Extracted entries:
○ ○ ○ ○ ○

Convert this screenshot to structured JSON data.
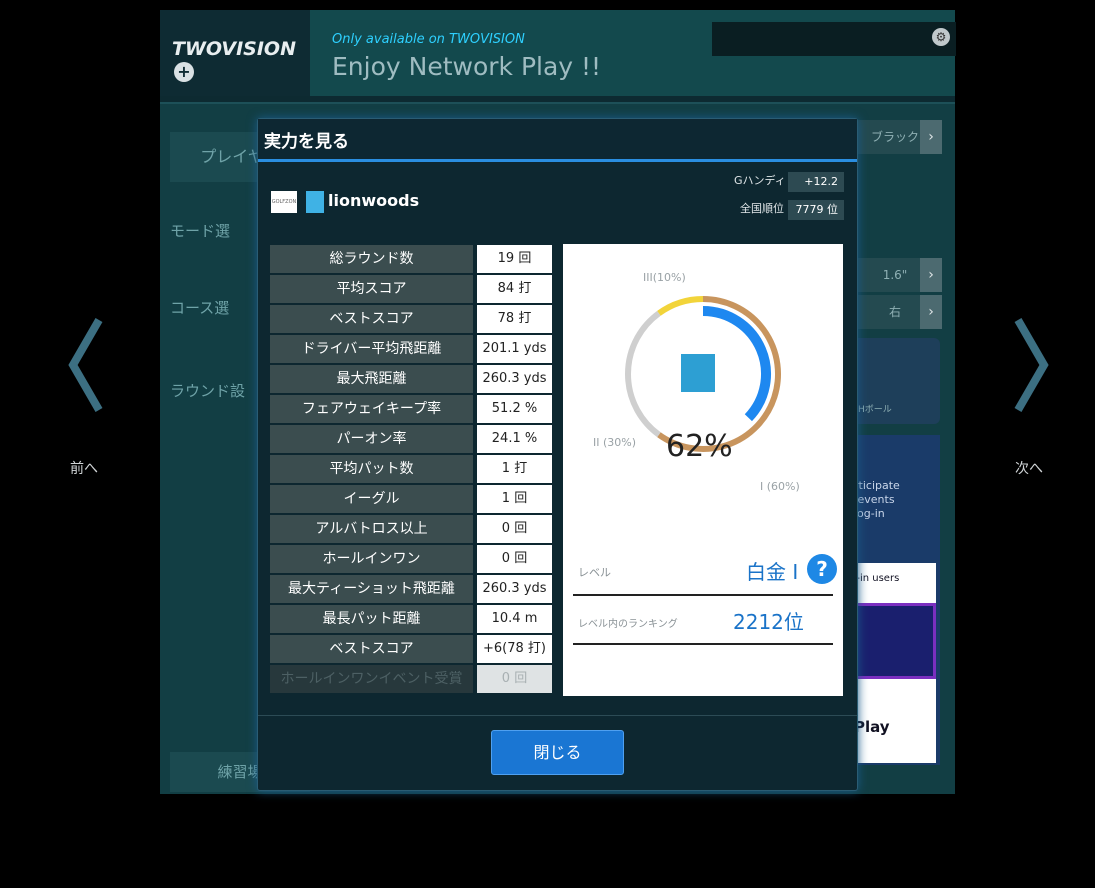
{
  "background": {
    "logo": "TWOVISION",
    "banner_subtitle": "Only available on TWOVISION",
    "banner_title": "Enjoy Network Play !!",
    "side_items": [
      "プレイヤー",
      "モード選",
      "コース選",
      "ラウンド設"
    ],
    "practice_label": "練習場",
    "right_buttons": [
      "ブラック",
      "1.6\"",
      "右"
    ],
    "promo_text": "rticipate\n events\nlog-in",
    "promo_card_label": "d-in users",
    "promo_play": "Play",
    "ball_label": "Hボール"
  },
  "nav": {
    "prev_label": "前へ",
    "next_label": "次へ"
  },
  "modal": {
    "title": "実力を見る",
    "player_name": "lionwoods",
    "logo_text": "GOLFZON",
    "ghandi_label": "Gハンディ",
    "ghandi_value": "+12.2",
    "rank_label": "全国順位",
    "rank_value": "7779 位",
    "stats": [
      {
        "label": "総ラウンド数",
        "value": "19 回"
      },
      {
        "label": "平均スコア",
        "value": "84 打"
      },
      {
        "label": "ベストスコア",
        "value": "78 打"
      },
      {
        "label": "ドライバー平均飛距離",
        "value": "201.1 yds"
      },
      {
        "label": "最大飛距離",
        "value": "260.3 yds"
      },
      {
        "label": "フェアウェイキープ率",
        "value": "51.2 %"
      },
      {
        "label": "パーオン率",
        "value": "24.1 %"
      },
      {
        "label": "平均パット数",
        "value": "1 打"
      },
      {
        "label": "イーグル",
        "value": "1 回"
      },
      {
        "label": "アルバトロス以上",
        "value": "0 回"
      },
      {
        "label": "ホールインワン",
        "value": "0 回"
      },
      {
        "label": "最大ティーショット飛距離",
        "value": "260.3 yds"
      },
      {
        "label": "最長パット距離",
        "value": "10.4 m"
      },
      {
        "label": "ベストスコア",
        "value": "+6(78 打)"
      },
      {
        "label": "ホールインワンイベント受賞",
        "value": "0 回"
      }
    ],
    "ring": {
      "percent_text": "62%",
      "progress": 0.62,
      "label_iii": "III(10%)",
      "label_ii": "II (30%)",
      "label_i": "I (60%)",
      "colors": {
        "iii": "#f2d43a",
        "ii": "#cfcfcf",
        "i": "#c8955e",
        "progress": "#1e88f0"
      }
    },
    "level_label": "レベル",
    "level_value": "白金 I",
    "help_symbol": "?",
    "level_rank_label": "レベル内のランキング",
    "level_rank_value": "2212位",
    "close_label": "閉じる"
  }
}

○ ○ ○ ○ ○

Problem details: Give the entries again word for word, but skip the pictures.

Result of the exercise:
Convert this screenshot to structured JSON data.
{
  "background": {
    "logo": "TWOVISION",
    "banner_subtitle": "Only available on TWOVISION",
    "banner_title": "Enjoy Network Play !!",
    "side_items": [
      "プレイヤー",
      "モード選",
      "コース選",
      "ラウンド設"
    ],
    "practice_label": "練習場",
    "right_buttons": [
      "ブラック",
      "1.6\"",
      "右"
    ],
    "promo_text": "rticipate\n events\nlog-in",
    "promo_card_label": "d-in users",
    "promo_play": "Play",
    "ball_label": "Hボール"
  },
  "nav": {
    "prev_label": "前へ",
    "next_label": "次へ"
  },
  "modal": {
    "title": "実力を見る",
    "player_name": "lionwoods",
    "logo_text": "GOLFZON",
    "ghandi_label": "Gハンディ",
    "ghandi_value": "+12.2",
    "rank_label": "全国順位",
    "rank_value": "7779 位",
    "stats": [
      {
        "label": "総ラウンド数",
        "value": "19 回"
      },
      {
        "label": "平均スコア",
        "value": "84 打"
      },
      {
        "label": "ベストスコア",
        "value": "78 打"
      },
      {
        "label": "ドライバー平均飛距離",
        "value": "201.1 yds"
      },
      {
        "label": "最大飛距離",
        "value": "260.3 yds"
      },
      {
        "label": "フェアウェイキープ率",
        "value": "51.2 %"
      },
      {
        "label": "パーオン率",
        "value": "24.1 %"
      },
      {
        "label": "平均パット数",
        "value": "1 打"
      },
      {
        "label": "イーグル",
        "value": "1 回"
      },
      {
        "label": "アルバトロス以上",
        "value": "0 回"
      },
      {
        "label": "ホールインワン",
        "value": "0 回"
      },
      {
        "label": "最大ティーショット飛距離",
        "value": "260.3 yds"
      },
      {
        "label": "最長パット距離",
        "value": "10.4 m"
      },
      {
        "label": "ベストスコア",
        "value": "+6(78 打)"
      },
      {
        "label": "ホールインワンイベント受賞",
        "value": "0 回"
      }
    ],
    "ring": {
      "percent_text": "62%",
      "progress": 0.62,
      "label_iii": "III(10%)",
      "label_ii": "II (30%)",
      "label_i": "I (60%)",
      "colors": {
        "iii": "#f2d43a",
        "ii": "#cfcfcf",
        "i": "#c8955e",
        "progress": "#1e88f0"
      }
    },
    "level_label": "レベル",
    "level_value": "白金 I",
    "help_symbol": "?",
    "level_rank_label": "レベル内のランキング",
    "level_rank_value": "2212位",
    "close_label": "閉じる"
  }
}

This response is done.